§ **Instruction**: Go through the records underneath and write each one out again exactly.

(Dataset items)
┄┄┄┄┄┄

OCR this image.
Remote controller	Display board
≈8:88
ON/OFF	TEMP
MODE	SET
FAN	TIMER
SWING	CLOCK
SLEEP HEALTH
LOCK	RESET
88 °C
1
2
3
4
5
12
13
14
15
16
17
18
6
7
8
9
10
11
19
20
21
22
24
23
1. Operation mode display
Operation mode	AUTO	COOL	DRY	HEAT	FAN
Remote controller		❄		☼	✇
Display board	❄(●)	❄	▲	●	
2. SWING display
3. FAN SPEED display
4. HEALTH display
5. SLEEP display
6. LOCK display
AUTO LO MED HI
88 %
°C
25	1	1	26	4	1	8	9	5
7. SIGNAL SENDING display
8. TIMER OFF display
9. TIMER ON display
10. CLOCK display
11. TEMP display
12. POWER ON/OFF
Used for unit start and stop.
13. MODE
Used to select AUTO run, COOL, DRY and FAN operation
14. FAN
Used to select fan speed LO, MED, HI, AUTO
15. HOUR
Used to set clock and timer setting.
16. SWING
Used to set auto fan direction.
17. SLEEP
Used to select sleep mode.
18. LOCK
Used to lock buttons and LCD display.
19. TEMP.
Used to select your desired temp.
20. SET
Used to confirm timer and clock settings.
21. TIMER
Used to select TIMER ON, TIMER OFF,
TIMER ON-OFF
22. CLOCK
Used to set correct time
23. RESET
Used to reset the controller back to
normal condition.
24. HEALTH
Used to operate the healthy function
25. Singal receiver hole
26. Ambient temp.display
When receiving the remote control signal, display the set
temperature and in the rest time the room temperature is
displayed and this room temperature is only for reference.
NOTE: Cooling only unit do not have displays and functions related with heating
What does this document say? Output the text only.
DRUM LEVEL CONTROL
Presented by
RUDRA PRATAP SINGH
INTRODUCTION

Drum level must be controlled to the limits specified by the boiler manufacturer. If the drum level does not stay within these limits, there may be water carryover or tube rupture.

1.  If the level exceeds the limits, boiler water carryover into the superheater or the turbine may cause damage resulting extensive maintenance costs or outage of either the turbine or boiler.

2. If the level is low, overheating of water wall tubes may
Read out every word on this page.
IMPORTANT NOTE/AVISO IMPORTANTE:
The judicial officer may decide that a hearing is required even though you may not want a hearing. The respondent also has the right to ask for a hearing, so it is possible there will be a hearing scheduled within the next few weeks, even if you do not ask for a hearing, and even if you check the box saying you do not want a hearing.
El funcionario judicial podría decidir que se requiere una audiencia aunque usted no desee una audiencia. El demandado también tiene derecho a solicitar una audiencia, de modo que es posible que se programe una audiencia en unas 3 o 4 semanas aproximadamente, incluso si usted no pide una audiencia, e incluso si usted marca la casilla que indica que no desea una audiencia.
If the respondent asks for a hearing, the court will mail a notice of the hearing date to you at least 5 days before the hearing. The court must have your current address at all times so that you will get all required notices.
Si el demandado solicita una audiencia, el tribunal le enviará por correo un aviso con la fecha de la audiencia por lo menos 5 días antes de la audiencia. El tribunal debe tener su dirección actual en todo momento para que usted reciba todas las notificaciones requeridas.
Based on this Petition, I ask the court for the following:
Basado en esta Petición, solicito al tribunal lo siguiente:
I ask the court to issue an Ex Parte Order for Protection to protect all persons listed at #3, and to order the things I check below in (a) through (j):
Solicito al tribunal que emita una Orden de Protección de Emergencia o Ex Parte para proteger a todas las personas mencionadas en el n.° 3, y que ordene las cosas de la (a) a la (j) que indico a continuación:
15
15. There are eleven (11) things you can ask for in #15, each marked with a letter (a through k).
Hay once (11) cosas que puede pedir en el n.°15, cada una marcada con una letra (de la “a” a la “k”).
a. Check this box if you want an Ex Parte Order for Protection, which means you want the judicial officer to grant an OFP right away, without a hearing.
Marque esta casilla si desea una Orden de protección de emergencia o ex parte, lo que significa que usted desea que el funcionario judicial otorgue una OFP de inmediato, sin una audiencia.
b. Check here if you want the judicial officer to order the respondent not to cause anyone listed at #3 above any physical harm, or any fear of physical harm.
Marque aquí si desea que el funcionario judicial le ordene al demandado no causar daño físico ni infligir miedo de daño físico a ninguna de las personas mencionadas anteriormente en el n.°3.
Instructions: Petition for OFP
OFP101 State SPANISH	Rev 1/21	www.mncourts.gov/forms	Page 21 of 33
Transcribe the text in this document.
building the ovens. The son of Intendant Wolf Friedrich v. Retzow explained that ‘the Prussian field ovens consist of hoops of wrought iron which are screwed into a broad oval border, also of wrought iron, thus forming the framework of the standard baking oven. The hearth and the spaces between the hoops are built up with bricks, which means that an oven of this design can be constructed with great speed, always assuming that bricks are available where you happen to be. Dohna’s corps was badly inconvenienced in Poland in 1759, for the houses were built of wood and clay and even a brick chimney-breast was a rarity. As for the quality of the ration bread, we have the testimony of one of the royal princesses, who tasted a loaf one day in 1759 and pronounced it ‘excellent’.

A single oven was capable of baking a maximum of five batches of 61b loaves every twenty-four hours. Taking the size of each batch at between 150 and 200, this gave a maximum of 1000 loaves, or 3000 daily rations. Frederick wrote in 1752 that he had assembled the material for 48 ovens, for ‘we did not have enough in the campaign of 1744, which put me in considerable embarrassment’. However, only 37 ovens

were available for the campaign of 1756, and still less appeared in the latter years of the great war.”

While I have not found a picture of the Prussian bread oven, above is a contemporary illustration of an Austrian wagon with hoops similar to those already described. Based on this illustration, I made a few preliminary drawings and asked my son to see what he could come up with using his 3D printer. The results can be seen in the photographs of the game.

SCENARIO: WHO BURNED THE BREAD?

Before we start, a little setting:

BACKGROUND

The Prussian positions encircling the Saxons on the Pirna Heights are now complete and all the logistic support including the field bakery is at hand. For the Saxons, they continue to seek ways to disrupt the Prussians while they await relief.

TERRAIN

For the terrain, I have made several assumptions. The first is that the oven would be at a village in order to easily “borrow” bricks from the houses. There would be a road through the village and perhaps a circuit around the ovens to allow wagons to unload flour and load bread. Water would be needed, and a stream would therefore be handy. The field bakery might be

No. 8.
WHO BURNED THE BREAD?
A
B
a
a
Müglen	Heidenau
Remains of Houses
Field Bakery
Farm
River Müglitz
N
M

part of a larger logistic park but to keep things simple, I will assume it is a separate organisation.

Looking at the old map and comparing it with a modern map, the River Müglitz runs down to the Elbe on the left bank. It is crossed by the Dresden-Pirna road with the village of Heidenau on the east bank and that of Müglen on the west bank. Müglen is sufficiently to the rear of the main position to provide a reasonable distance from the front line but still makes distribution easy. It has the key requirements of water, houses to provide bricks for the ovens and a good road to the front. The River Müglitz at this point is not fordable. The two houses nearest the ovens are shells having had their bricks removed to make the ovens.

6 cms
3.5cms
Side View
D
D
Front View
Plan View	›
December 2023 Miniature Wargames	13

┄┄┄┄┄┄

§ **The result**:
OCR this image.
Remote controller	Display board
≈8:88
ON/OFF	TEMP
MODE	SET
FAN	TIMER
SWING	CLOCK
SLEEP HEALTH
LOCK	RESET
88 °C
1
2
3
4
5
12
13
14
15
16
17
18
6
7
8
9
10
11
19
20
21
22
24
23
1. Operation mode display
Operation mode	AUTO	COOL	DRY	HEAT	FAN
Remote controller		❄		☼	✇
Display board	❄(●)	❄	▲	●	
2. SWING display
3. FAN SPEED display
4. HEALTH display
5. SLEEP display
6. LOCK display
AUTO LO MED HI
88 %
°C
25	1	1	26	4	1	8	9	5
7. SIGNAL SENDING display
8. TIMER OFF display
9. TIMER ON display
10. CLOCK display
11. TEMP display
12. POWER ON/OFF
Used for unit start and stop.
13. MODE
Used to select AUTO run, COOL, DRY and FAN operation
14. FAN
Used to select fan speed LO, MED, HI, AUTO
15. HOUR
Used to set clock and timer setting.
16. SWING
Used to set auto fan direction.
17. SLEEP
Used to select sleep mode.
18. LOCK
Used to lock buttons and LCD display.
19. TEMP.
Used to select your desired temp.
20. SET
Used to confirm timer and clock settings.
21. TIMER
Used to select TIMER ON, TIMER OFF,
TIMER ON-OFF
22. CLOCK
Used to set correct time
23. RESET
Used to reset the controller back to
normal condition.
24. HEALTH
Used to operate the healthy function
25. Singal receiver hole
26. Ambient temp.display
When receiving the remote control signal, display the set
temperature and in the rest time the room temperature is
displayed and this room temperature is only for reference.
NOTE: Cooling only unit do not have displays and functions related with heating
What does this document say? Output the text only.
DRUM LEVEL CONTROL
Presented by
RUDRA PRATAP SINGH
INTRODUCTION

Drum level must be controlled to the limits specified by the boiler manufacturer. If the drum level does not stay within these limits, there may be water carryover or tube rupture.

1.  If the level exceeds the limits, boiler water carryover into the superheater or the turbine may cause damage resulting extensive maintenance costs or outage of either the turbine or boiler.

2. If the level is low, overheating of water wall tubes may
Read out every word on this page.
IMPORTANT NOTE/AVISO IMPORTANTE:
The judicial officer may decide that a hearing is required even though you may not want a hearing. The respondent also has the right to ask for a hearing, so it is possible there will be a hearing scheduled within the next few weeks, even if you do not ask for a hearing, and even if you check the box saying you do not want a hearing.
El funcionario judicial podría decidir que se requiere una audiencia aunque usted no desee una audiencia. El demandado también tiene derecho a solicitar una audiencia, de modo que es posible que se programe una audiencia en unas 3 o 4 semanas aproximadamente, incluso si usted no pide una audiencia, e incluso si usted marca la casilla que indica que no desea una audiencia.
If the respondent asks for a hearing, the court will mail a notice of the hearing date to you at least 5 days before the hearing. The court must have your current address at all times so that you will get all required notices.
Si el demandado solicita una audiencia, el tribunal le enviará por correo un aviso con la fecha de la audiencia por lo menos 5 días antes de la audiencia. El tribunal debe tener su dirección actual en todo momento para que usted reciba todas las notificaciones requeridas.
Based on this Petition, I ask the court for the following:
Basado en esta Petición, solicito al tribunal lo siguiente:
I ask the court to issue an Ex Parte Order for Protection to protect all persons listed at #3, and to order the things I check below in (a) through (j):
Solicito al tribunal que emita una Orden de Protección de Emergencia o Ex Parte para proteger a todas las personas mencionadas en el n.° 3, y que ordene las cosas de la (a) a la (j) que indico a continuación:
15
15. There are eleven (11) things you can ask for in #15, each marked with a letter (a through k).
Hay once (11) cosas que puede pedir en el n.°15, cada una marcada con una letra (de la “a” a la “k”).
a. Check this box if you want an Ex Parte Order for Protection, which means you want the judicial officer to grant an OFP right away, without a hearing.
Marque esta casilla si desea una Orden de protección de emergencia o ex parte, lo que significa que usted desea que el funcionario judicial otorgue una OFP de inmediato, sin una audiencia.
b. Check here if you want the judicial officer to order the respondent not to cause anyone listed at #3 above any physical harm, or any fear of physical harm.
Marque aquí si desea que el funcionario judicial le ordene al demandado no causar daño físico ni infligir miedo de daño físico a ninguna de las personas mencionadas anteriormente en el n.°3.
Instructions: Petition for OFP
OFP101 State SPANISH	Rev 1/21	www.mncourts.gov/forms	Page 21 of 33
Transcribe the text in this document.
building the ovens. The son of Intendant Wolf Friedrich v. Retzow explained that ‘the Prussian field ovens consist of hoops of wrought iron which are screwed into a broad oval border, also of wrought iron, thus forming the framework of the standard baking oven. The hearth and the spaces between the hoops are built up with bricks, which means that an oven of this design can be constructed with great speed, always assuming that bricks are available where you happen to be. Dohna’s corps was badly inconvenienced in Poland in 1759, for the houses were built of wood and clay and even a brick chimney-breast was a rarity. As for the quality of the ration bread, we have the testimony of one of the royal princesses, who tasted a loaf one day in 1759 and pronounced it ‘excellent’.

A single oven was capable of baking a maximum of five batches of 61b loaves every twenty-four hours. Taking the size of each batch at between 150 and 200, this gave a maximum of 1000 loaves, or 3000 daily rations. Frederick wrote in 1752 that he had assembled the material for 48 ovens, for ‘we did not have enough in the campaign of 1744, which put me in considerable embarrassment’. However, only 37 ovens

were available for the campaign of 1756, and still less appeared in the latter years of the great war.”

While I have not found a picture of the Prussian bread oven, above is a contemporary illustration of an Austrian wagon with hoops similar to those already described. Based on this illustration, I made a few preliminary drawings and asked my son to see what he could come up with using his 3D printer. The results can be seen in the photographs of the game.

SCENARIO: WHO BURNED THE BREAD?

Before we start, a little setting:

BACKGROUND

The Prussian positions encircling the Saxons on the Pirna Heights are now complete and all the logistic support including the field bakery is at hand. For the Saxons, they continue to seek ways to disrupt the Prussians while they await relief.

TERRAIN

For the terrain, I have made several assumptions. The first is that the oven would be at a village in order to easily “borrow” bricks from the houses. There would be a road through the village and perhaps a circuit around the ovens to allow wagons to unload flour and load bread. Water would be needed, and a stream would therefore be handy. The field bakery might be

No. 8.
WHO BURNED THE BREAD?
A
B
a
a
Müglen	Heidenau
Remains of Houses
Field Bakery
Farm
River Müglitz
N
M

part of a larger logistic park but to keep things simple, I will assume it is a separate organisation.

Looking at the old map and comparing it with a modern map, the River Müglitz runs down to the Elbe on the left bank. It is crossed by the Dresden-Pirna road with the village of Heidenau on the east bank and that of Müglen on the west bank. Müglen is sufficiently to the rear of the main position to provide a reasonable distance from the front line but still makes distribution easy. It has the key requirements of water, houses to provide bricks for the ovens and a good road to the front. The River Müglitz at this point is not fordable. The two houses nearest the ovens are shells having had their bricks removed to make the ovens.

6 cms
3.5cms
Side View
D
D
Front View
Plan View	›
December 2023 Miniature Wargames	13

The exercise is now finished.